How many lines in the entries below contain "text"? Answer with the number only.

§ **Record excerpts**
┄┄┄┄┄┄┄┄┄┄

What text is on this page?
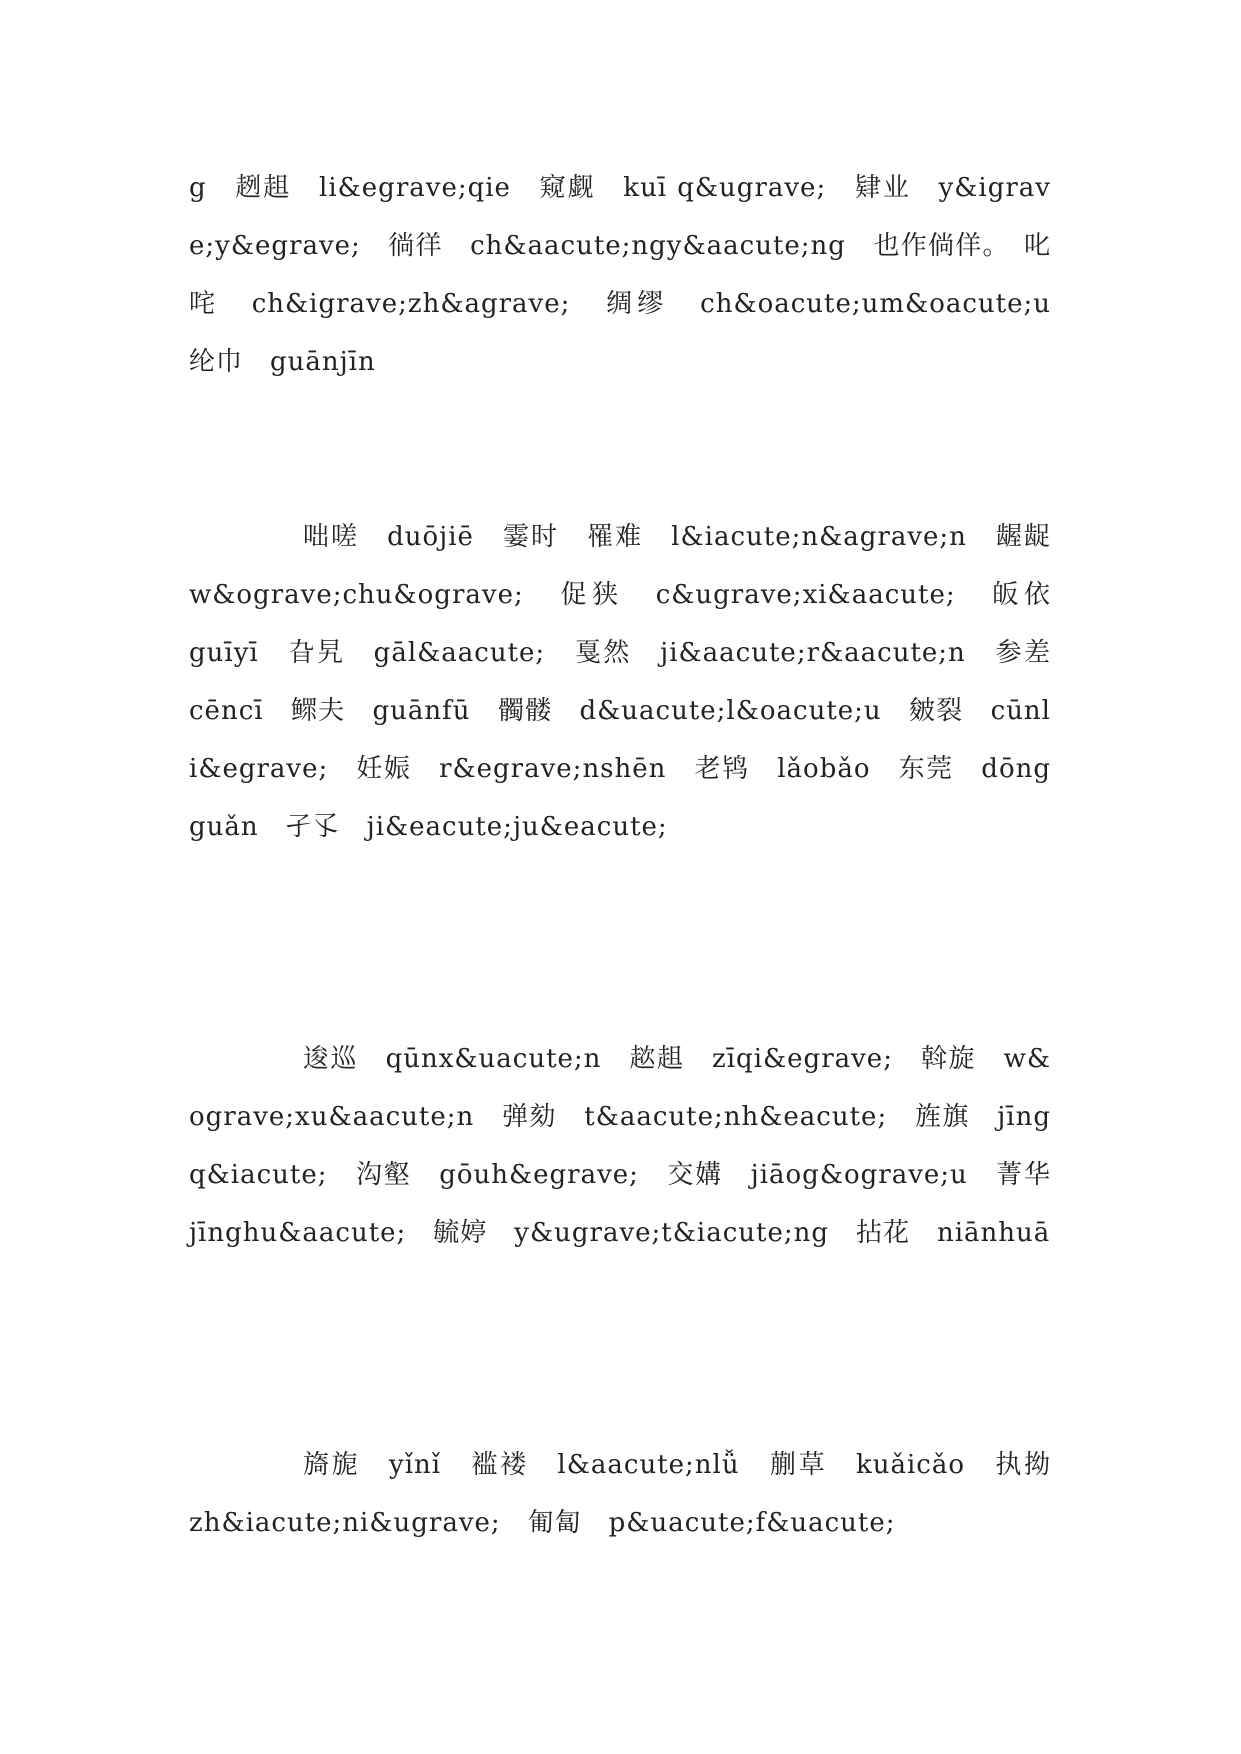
g　趔趄　li&egrave;qie　窥觑　kuī q&ugrave;　肄业　y&igrave;y&egrave;　徜徉　ch&aacute;ngy&aacute;ng　也作倘佯。　叱咤　ch&igrave;zh&agrave;　绸缪　ch&oacute;um&oacute;u　纶巾　guānjīn

咄嗟　duōjiē　霎时　罹难　l&iacute;n&agrave;n　龌龊　w&ograve;chu&ograve;　促狭　c&ugrave;xi&aacute;　皈依　guīyī　旮旯　gāl&aacute;　戛然　ji&aacute;r&aacute;n　参差　cēncī　鳏夫　guānfū　髑髅　d&uacute;l&oacute;u　皴裂　cūnli&egrave;　妊娠　r&egrave;nshēn　老鸨　lǎobǎo　东莞　dōngguǎn　孑孓　ji&eacute;ju&eacute;

逡巡　qūnx&uacute;n　趑趄　zīqi&egrave;　斡旋　w&ograve;xu&aacute;n　弹劾　t&aacute;nh&eacute;　旌旗　jīngq&iacute;　沟壑　gōuh&egrave;　交媾　jiāog&ograve;u　菁华　jīnghu&aacute;　毓婷　y&ugrave;t&iacute;ng　拈花　niānhuā

旖旎　yǐnǐ　褴褛　l&aacute;nlǚ　蒯草　kuǎicǎo　执拗　zh&iacute;ni&ugrave;　匍匐　p&uacute;f&uacute;
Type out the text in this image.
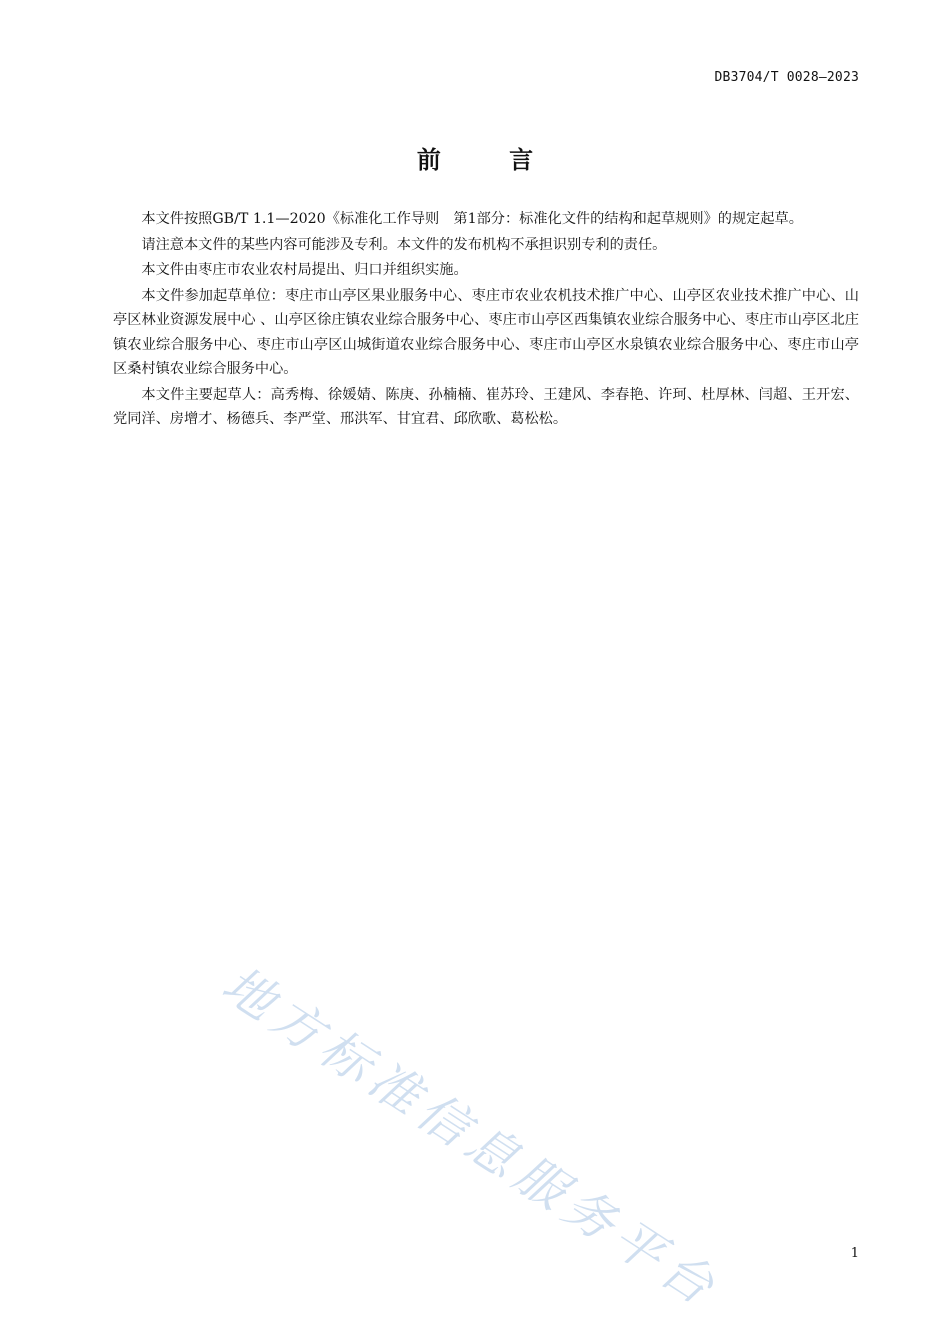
DB3704/T 0028—2023
前 言

本文件按照GB/T 1.1—2020《标准化工作导则　第1部分：标准化文件的结构和起草规则》的规定起草。

请注意本文件的某些内容可能涉及专利。本文件的发布机构不承担识别专利的责任。

本文件由枣庄市农业农村局提出、归口并组织实施。

本文件参加起草单位：枣庄市山亭区果业服务中心、枣庄市农业农机技术推广中心、山亭区农业技术推广中心、山亭区林业资源发展中心 、山亭区徐庄镇农业综合服务中心、枣庄市山亭区西集镇农业综合服务中心、枣庄市山亭区北庄镇农业综合服务中心、枣庄市山亭区山城街道农业综合服务中心、枣庄市山亭区水泉镇农业综合服务中心、枣庄市山亭区桑村镇农业综合服务中心。

本文件主要起草人：高秀梅、徐媛婧、陈庚、孙楠楠、崔苏玲、王建风、李春艳、许珂、杜厚林、闫超、王开宏、党同洋、房增才、杨德兵、李严堂、邢洪军、甘宜君、邱欣歌、葛松松。

地方标准信息服务平台	1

┄┄┄┄┄┄┄┄┄┄

§ **Reply to the exercise**
2